**SELECTION**

First, a machine or computer vision analysis circuit (e.g., the image processor circuit 530) can receive a video input stream (e.g., the image signal 523) from a camera (e.g., the camera 301 and/or the video image source 521) and, in response, provide or determine a face rectangle and/or information about a position of one or both eyes of a listener, such as using a first algorithm. The first algorithm can optionally use a distortion correction module before or after detecting the face rectangle, such as based on intrinsic parameters of the image source (e.g., of the camera or lens) to improve a precision of listener position estimation.

The machine or computer vision analysis circuit (e.g., the image processor circuit 530) can calculate a distance from the image source (e.g., from a depth sensor or camera) to the listener's face center (e.g., in millimeters) using the estimated face rectangle width (e.g., in pixels) or eye distance (e.g., in pixels). The distance calculation can be based on camera hardware parameters or experimental calibration parameters, among other things, for example using an assumption that a face width or distance between eyes is constant. In an example, an eye distance and/or head width can be assumed to have a fixed or reference value for most listeners, or for listeners most likely to be detected by the system. For example, most adult heads are about 14 cm in diameter, and most eyes are about 5 cm apart. These reference dimensions can be used to detect or correct information about a listener's orientation relative to the depth sensor or camera, for example, as a precursor to determining the listener's distance from the sensor. In other words, the system can be configured to first determine a listener's head orientation and then use the head orientation information to determine a distance from the sensor to the listener.

In an example, an eye distance, or interpupillary distance, can be assumed to be about 5 cm for a forward-facing listener. The interpupillary distance assumption can be adjusted based on, for example, an age or gender detection algorithm. The interpupillary distance corresponds to a certain width in pixels in a received image, such as can be converted to an angle using eye positions in the image, the camera's field of view, and formulas presented herein for the similar ‘face width’ algorithm. In this example, the angle value corresponds to a particular distance from the camera. Once a reference measurement is made (e.g., a reference distance to a listener in millimeters and corresponding interpupillary distance in pixels, such as converted to radians), a distance to the listener can be determined using a later-detected interpupillary distance, such as for the same or different forward-facing listener.

For a listener who may be facing a direction other than forward (e.g., at an angle relative to the camera), information from a head-orientation tracking algorithm (e.g., configured to detect or determine head yaw, roll and/or pitch angles) can be used to rotate a detected eye center position on a sphere of, for example, 143 millimeters diameter for an adult face. As similarly explained above for interpupillary distance, the assumed or reference head diameter can be changed according to, for example, the listener's age or gender. By rotating the detected eye center about the hypothetical sphere, corrected or corresponding forward-facing eye positions can be calculated.

Following the distance calculation, an optional classification algorithm can be used to enhance or improve accuracy of the position or distance estimation. For example, the classification algorithm can be configured to determine an age and/or gender of the listener and apply a corresponding face width parameter or eye distance parameter.

**YOUR OBJECTIVE**
Summarize the passage on estimating a listener's distance in two sentences.

**INFORMATION PROVIDED**

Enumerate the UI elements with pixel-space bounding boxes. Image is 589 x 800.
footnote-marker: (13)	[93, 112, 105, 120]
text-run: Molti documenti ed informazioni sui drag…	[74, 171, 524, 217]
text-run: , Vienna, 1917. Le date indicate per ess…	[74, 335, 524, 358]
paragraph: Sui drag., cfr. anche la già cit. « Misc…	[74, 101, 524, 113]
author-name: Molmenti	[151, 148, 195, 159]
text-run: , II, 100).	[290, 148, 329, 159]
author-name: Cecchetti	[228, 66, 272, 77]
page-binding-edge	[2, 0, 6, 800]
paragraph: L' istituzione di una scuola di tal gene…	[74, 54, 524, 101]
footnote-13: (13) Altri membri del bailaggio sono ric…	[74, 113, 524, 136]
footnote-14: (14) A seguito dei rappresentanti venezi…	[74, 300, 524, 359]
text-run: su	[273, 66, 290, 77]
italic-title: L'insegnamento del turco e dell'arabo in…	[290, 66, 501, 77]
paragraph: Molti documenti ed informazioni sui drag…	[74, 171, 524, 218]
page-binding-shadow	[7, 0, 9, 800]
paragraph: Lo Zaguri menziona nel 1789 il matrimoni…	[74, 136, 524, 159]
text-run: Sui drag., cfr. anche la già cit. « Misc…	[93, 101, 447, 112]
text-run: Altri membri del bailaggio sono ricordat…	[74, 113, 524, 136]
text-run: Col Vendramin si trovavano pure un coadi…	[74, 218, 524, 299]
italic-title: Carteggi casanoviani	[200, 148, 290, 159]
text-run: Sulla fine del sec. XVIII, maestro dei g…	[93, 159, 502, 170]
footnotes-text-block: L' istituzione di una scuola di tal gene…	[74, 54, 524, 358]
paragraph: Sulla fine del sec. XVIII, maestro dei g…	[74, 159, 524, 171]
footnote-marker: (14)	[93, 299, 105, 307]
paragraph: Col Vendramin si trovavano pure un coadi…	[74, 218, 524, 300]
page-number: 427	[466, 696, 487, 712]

**PROBLEM SOLUTION**
A computer vision circuit can find a listener's face rectangle or eye positions in a camera's video stream and calculate the distance to the listener from the face width or eye distance in pixels, assuming these dimensions are roughly constant (about 14 cm for an adult head and about 5 cm between the eyes). When the listener is not facing forward, head-orientation angles can be used to rotate the detected eye center on an assumed sphere to get forward-facing eye positions, and the reference dimensions can be adjusted for age or gender, for example through an optional classification algorithm.